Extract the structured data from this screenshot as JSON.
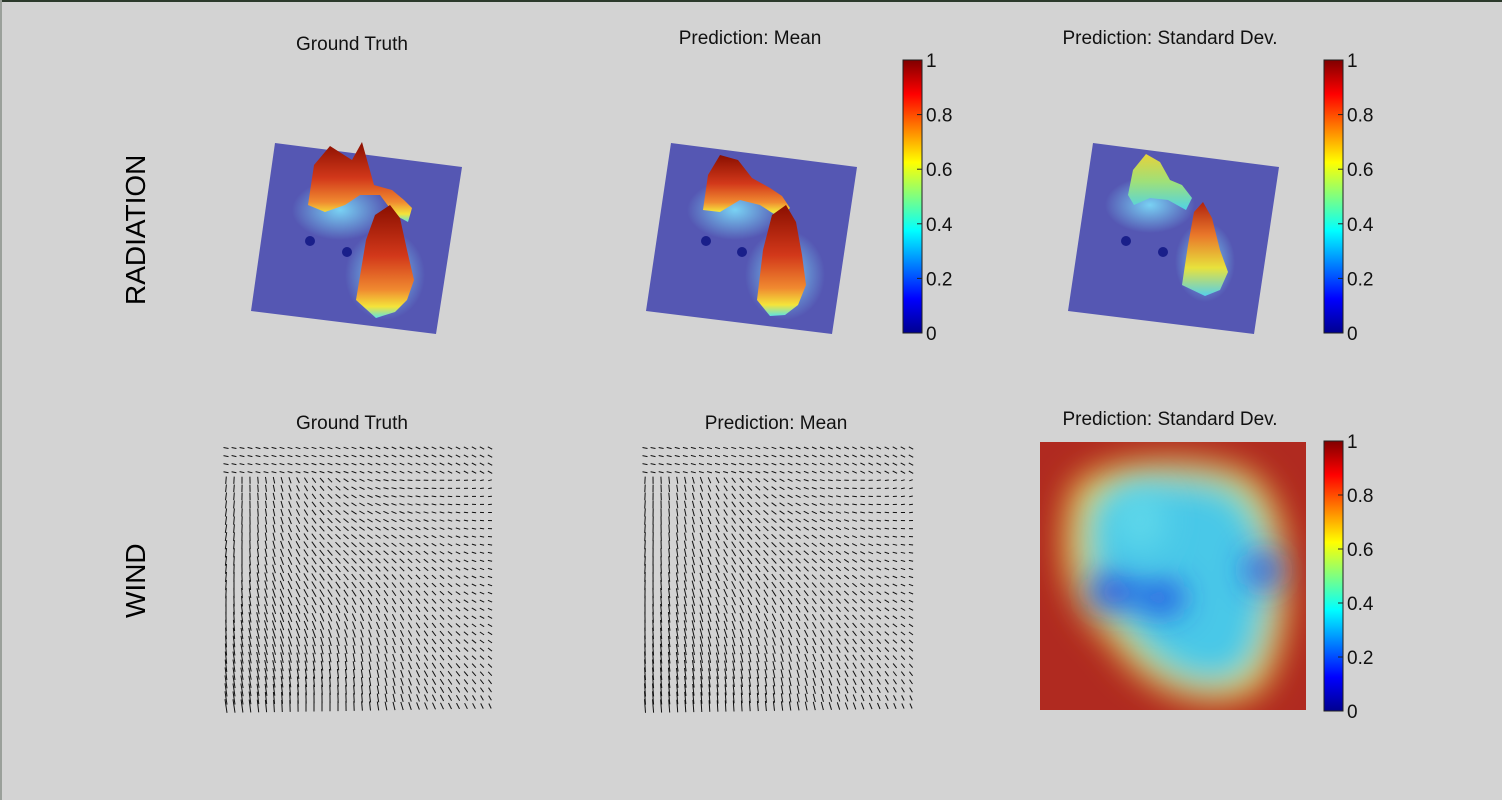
{
  "rows": {
    "radiation": "RADIATION",
    "wind": "WIND"
  },
  "panels": {
    "rad_gt": "Ground Truth",
    "rad_mean": "Prediction: Mean",
    "rad_std": "Prediction: Standard Dev.",
    "wind_gt": "Ground Truth",
    "wind_mean": "Prediction: Mean",
    "wind_std": "Prediction: Standard Dev."
  },
  "colorbar": {
    "colormap": "jet",
    "ticks": [
      "0",
      "0.2",
      "0.4",
      "0.6",
      "0.8",
      "1"
    ],
    "range": [
      0,
      1
    ]
  },
  "chart_data": [
    {
      "type": "surface",
      "title": "Ground Truth",
      "zlim": [
        0,
        1
      ]
    },
    {
      "type": "surface",
      "title": "Prediction: Mean",
      "zlim": [
        0,
        1
      ],
      "colorbar_ticks": [
        "0",
        "0.2",
        "0.4",
        "0.6",
        "0.8",
        "1"
      ]
    },
    {
      "type": "surface",
      "title": "Prediction: Standard Dev.",
      "zlim": [
        0,
        1
      ],
      "colorbar_ticks": [
        "0",
        "0.2",
        "0.4",
        "0.6",
        "0.8",
        "1"
      ]
    },
    {
      "type": "quiver",
      "title": "Ground Truth"
    },
    {
      "type": "quiver",
      "title": "Prediction: Mean"
    },
    {
      "type": "heatmap",
      "title": "Prediction: Standard Dev.",
      "clim": [
        0,
        1
      ],
      "colorbar_ticks": [
        "0",
        "0.2",
        "0.4",
        "0.6",
        "0.8",
        "1"
      ]
    }
  ]
}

· · · · ·

Repeat the records above exactly, leaving out the pictures.

§ Task response:
Extract the structured data from this screenshot as JSON.
{
  "rows": {
    "radiation": "RADIATION",
    "wind": "WIND"
  },
  "panels": {
    "rad_gt": "Ground Truth",
    "rad_mean": "Prediction: Mean",
    "rad_std": "Prediction: Standard Dev.",
    "wind_gt": "Ground Truth",
    "wind_mean": "Prediction: Mean",
    "wind_std": "Prediction: Standard Dev."
  },
  "colorbar": {
    "colormap": "jet",
    "ticks": [
      "0",
      "0.2",
      "0.4",
      "0.6",
      "0.8",
      "1"
    ],
    "range": [
      0,
      1
    ]
  },
  "chart_data": [
    {
      "type": "surface",
      "title": "Ground Truth",
      "zlim": [
        0,
        1
      ]
    },
    {
      "type": "surface",
      "title": "Prediction: Mean",
      "zlim": [
        0,
        1
      ],
      "colorbar_ticks": [
        "0",
        "0.2",
        "0.4",
        "0.6",
        "0.8",
        "1"
      ]
    },
    {
      "type": "surface",
      "title": "Prediction: Standard Dev.",
      "zlim": [
        0,
        1
      ],
      "colorbar_ticks": [
        "0",
        "0.2",
        "0.4",
        "0.6",
        "0.8",
        "1"
      ]
    },
    {
      "type": "quiver",
      "title": "Ground Truth"
    },
    {
      "type": "quiver",
      "title": "Prediction: Mean"
    },
    {
      "type": "heatmap",
      "title": "Prediction: Standard Dev.",
      "clim": [
        0,
        1
      ],
      "colorbar_ticks": [
        "0",
        "0.2",
        "0.4",
        "0.6",
        "0.8",
        "1"
      ]
    }
  ]
}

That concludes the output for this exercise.